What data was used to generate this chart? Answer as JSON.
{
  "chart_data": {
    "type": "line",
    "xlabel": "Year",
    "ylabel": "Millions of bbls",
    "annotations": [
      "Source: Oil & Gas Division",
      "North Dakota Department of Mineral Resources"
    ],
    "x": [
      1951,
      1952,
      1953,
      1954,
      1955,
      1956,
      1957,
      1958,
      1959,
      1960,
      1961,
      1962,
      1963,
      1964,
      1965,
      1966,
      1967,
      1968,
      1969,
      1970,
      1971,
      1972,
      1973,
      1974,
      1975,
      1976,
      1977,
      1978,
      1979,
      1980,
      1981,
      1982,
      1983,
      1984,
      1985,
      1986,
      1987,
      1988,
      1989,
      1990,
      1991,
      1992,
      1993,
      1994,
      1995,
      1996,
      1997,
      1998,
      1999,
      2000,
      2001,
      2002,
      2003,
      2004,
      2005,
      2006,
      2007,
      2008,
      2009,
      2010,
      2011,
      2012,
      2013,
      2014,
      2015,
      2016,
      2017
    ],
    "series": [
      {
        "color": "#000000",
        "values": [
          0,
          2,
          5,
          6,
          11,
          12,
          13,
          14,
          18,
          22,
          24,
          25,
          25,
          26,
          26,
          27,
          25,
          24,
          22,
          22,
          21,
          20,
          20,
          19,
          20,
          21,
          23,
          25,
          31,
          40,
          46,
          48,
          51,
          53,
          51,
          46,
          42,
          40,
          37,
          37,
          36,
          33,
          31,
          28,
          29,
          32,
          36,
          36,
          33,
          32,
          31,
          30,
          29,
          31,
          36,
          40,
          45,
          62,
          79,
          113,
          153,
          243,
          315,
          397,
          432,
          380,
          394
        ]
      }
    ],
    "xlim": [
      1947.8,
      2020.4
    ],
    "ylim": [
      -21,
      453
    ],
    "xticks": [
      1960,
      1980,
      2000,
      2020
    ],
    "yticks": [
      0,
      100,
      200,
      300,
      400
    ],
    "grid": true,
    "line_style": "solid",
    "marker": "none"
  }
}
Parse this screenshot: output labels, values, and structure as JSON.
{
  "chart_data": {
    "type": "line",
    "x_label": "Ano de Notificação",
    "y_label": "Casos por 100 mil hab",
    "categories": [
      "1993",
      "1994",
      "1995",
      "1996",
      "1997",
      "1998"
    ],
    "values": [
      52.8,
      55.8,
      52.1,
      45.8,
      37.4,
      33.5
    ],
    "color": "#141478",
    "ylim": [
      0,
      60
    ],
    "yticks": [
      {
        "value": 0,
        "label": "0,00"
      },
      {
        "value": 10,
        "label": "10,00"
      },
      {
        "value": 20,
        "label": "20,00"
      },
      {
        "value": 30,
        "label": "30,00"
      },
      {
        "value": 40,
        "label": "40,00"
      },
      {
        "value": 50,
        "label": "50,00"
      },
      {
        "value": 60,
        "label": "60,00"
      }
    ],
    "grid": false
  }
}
________
> [What is expected]:
Above are some records; extract every one of them exactly.

> [Solved exercise]:
What data was used to generate this chart? Answer as JSON.
{
  "chart_data": {
    "type": "line",
    "xlabel": "Year",
    "ylabel": "Millions of bbls",
    "annotations": [
      "Source: Oil & Gas Division",
      "North Dakota Department of Mineral Resources"
    ],
    "x": [
      1951,
      1952,
      1953,
      1954,
      1955,
      1956,
      1957,
      1958,
      1959,
      1960,
      1961,
      1962,
      1963,
      1964,
      1965,
      1966,
      1967,
      1968,
      1969,
      1970,
      1971,
      1972,
      1973,
      1974,
      1975,
      1976,
      1977,
      1978,
      1979,
      1980,
      1981,
      1982,
      1983,
      1984,
      1985,
      1986,
      1987,
      1988,
      1989,
      1990,
      1991,
      1992,
      1993,
      1994,
      1995,
      1996,
      1997,
      1998,
      1999,
      2000,
      2001,
      2002,
      2003,
      2004,
      2005,
      2006,
      2007,
      2008,
      2009,
      2010,
      2011,
      2012,
      2013,
      2014,
      2015,
      2016,
      2017
    ],
    "series": [
      {
        "color": "#000000",
        "values": [
          0,
          2,
          5,
          6,
          11,
          12,
          13,
          14,
          18,
          22,
          24,
          25,
          25,
          26,
          26,
          27,
          25,
          24,
          22,
          22,
          21,
          20,
          20,
          19,
          20,
          21,
          23,
          25,
          31,
          40,
          46,
          48,
          51,
          53,
          51,
          46,
          42,
          40,
          37,
          37,
          36,
          33,
          31,
          28,
          29,
          32,
          36,
          36,
          33,
          32,
          31,
          30,
          29,
          31,
          36,
          40,
          45,
          62,
          79,
          113,
          153,
          243,
          315,
          397,
          432,
          380,
          394
        ]
      }
    ],
    "xlim": [
      1947.8,
      2020.4
    ],
    "ylim": [
      -21,
      453
    ],
    "xticks": [
      1960,
      1980,
      2000,
      2020
    ],
    "yticks": [
      0,
      100,
      200,
      300,
      400
    ],
    "grid": true,
    "line_style": "solid",
    "marker": "none"
  }
}
Parse this screenshot: output labels, values, and structure as JSON.
{
  "chart_data": {
    "type": "line",
    "x_label": "Ano de Notificação",
    "y_label": "Casos por 100 mil hab",
    "categories": [
      "1993",
      "1994",
      "1995",
      "1996",
      "1997",
      "1998"
    ],
    "values": [
      52.8,
      55.8,
      52.1,
      45.8,
      37.4,
      33.5
    ],
    "color": "#141478",
    "ylim": [
      0,
      60
    ],
    "yticks": [
      {
        "value": 0,
        "label": "0,00"
      },
      {
        "value": 10,
        "label": "10,00"
      },
      {
        "value": 20,
        "label": "20,00"
      },
      {
        "value": 30,
        "label": "30,00"
      },
      {
        "value": 40,
        "label": "40,00"
      },
      {
        "value": 50,
        "label": "50,00"
      },
      {
        "value": 60,
        "label": "60,00"
      }
    ],
    "grid": false
  }
}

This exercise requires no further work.